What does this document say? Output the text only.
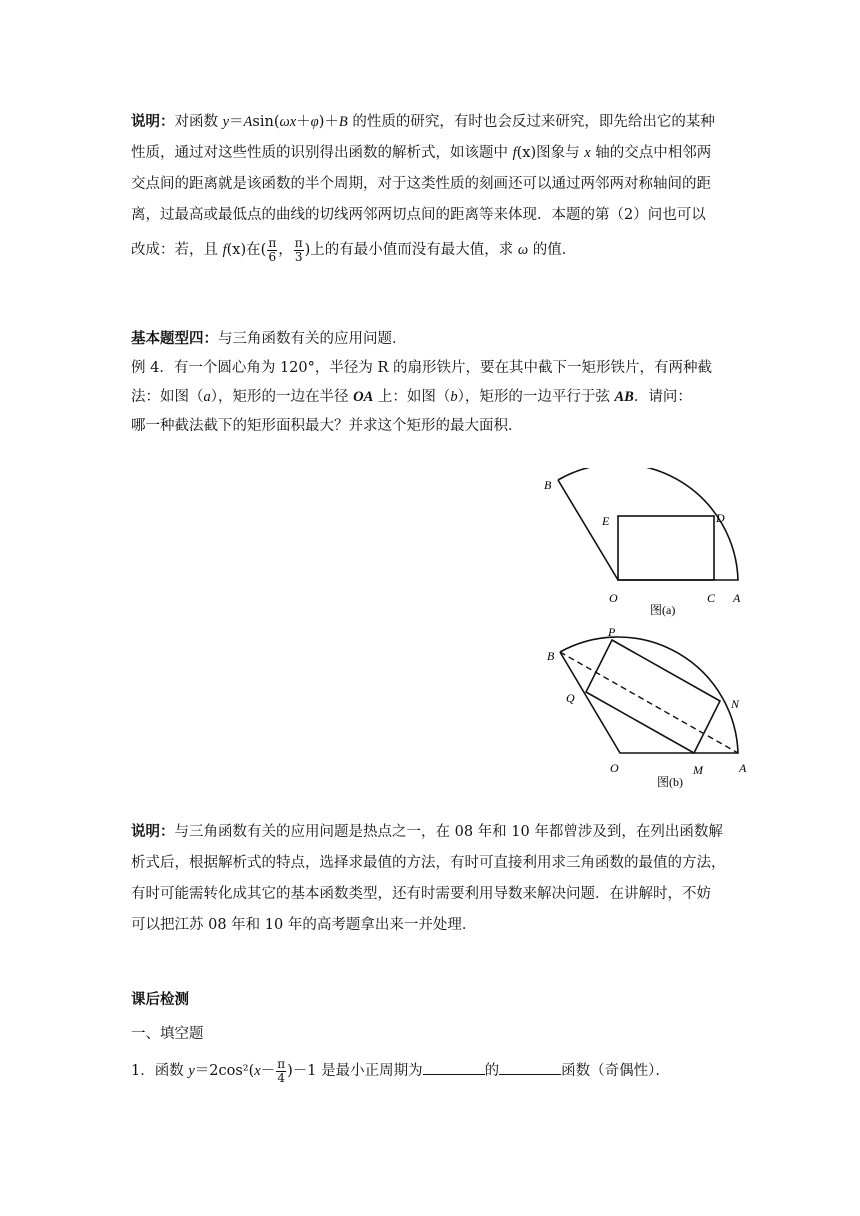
说明：对函数 y＝Asin(ωx＋φ)＋B 的性质的研究，有时也会反过来研究，即先给出它的某种

性质，通过对这些性质的识别得出函数的解析式，如该题中 f(x)图象与 x 轴的交点中相邻两

交点间的距离就是该函数的半个周期，对于这类性质的刻画还可以通过两邻两对称轴间的距

离，过最高或最低点的曲线的切线两邻两切点间的距离等来体现．本题的第（2）问也可以

改成：若，且 f(x)在( $\frac{\pi}{6}$ ， $\frac{\pi}{3}$ )上的有最小值而没有最大值，求 ω 的值．

基本题型四：与三角函数有关的应用问题．

例 4．有一个圆心角为 120°，半径为 R 的扇形铁片，要在其中截下一矩形铁片，有两种截

法：如图（a），矩形的一边在半径 OA 上：如图（b），矩形的一边平行于弦 AB．请问：

哪一种截法截下的矩形面积最大？并求这个矩形的最大面积．

B
E	D
O	C A
图(a)
P
B
Q	N
O	M	A
图(b)

说明：与三角函数有关的应用问题是热点之一，在 08 年和 10 年都曾涉及到，在列出函数解

析式后，根据解析式的特点，选择求最值的方法，有时可直接利用求三角函数的最值的方法，

有时可能需转化成其它的基本函数类型，还有时需要利用导数来解决问题．在讲解时，不妨

可以把江苏 08 年和 10 年的高考题拿出来一并处理．

课后检测
一、填空题

1．函数 $y=2\cos^2(x- \frac{\pi}{4} )-1$ 是最小正周期为	的	函数（奇偶性）．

*EXERCISE TASK*:
Repeat the material exactly as it reads, without any of its pictures.

*RESPONSE FOR THIS EXERCISE*:
What does this document say? Output the text only.
说明：对函数 y＝Asin(ωx＋φ)＋B 的性质的研究，有时也会反过来研究，即先给出它的某种

性质，通过对这些性质的识别得出函数的解析式，如该题中 f(x)图象与 x 轴的交点中相邻两

交点间的距离就是该函数的半个周期，对于这类性质的刻画还可以通过两邻两对称轴间的距

离，过最高或最低点的曲线的切线两邻两切点间的距离等来体现．本题的第（2）问也可以

改成：若，且 f(x)在( $\frac{\pi}{6}$ ， $\frac{\pi}{3}$ )上的有最小值而没有最大值，求 ω 的值．

基本题型四：与三角函数有关的应用问题．

例 4．有一个圆心角为 120°，半径为 R 的扇形铁片，要在其中截下一矩形铁片，有两种截

法：如图（a），矩形的一边在半径 OA 上：如图（b），矩形的一边平行于弦 AB．请问：

哪一种截法截下的矩形面积最大？并求这个矩形的最大面积．

B
E	D
O	C A
图(a)
P
B
Q	N
O	M	A
图(b)

说明：与三角函数有关的应用问题是热点之一，在 08 年和 10 年都曾涉及到，在列出函数解

析式后，根据解析式的特点，选择求最值的方法，有时可直接利用求三角函数的最值的方法，

有时可能需转化成其它的基本函数类型，还有时需要利用导数来解决问题．在讲解时，不妨

可以把江苏 08 年和 10 年的高考题拿出来一并处理．

课后检测
一、填空题

1．函数 $y=2\cos^2(x- \frac{\pi}{4} )-1$ 是最小正周期为	的	函数（奇偶性）．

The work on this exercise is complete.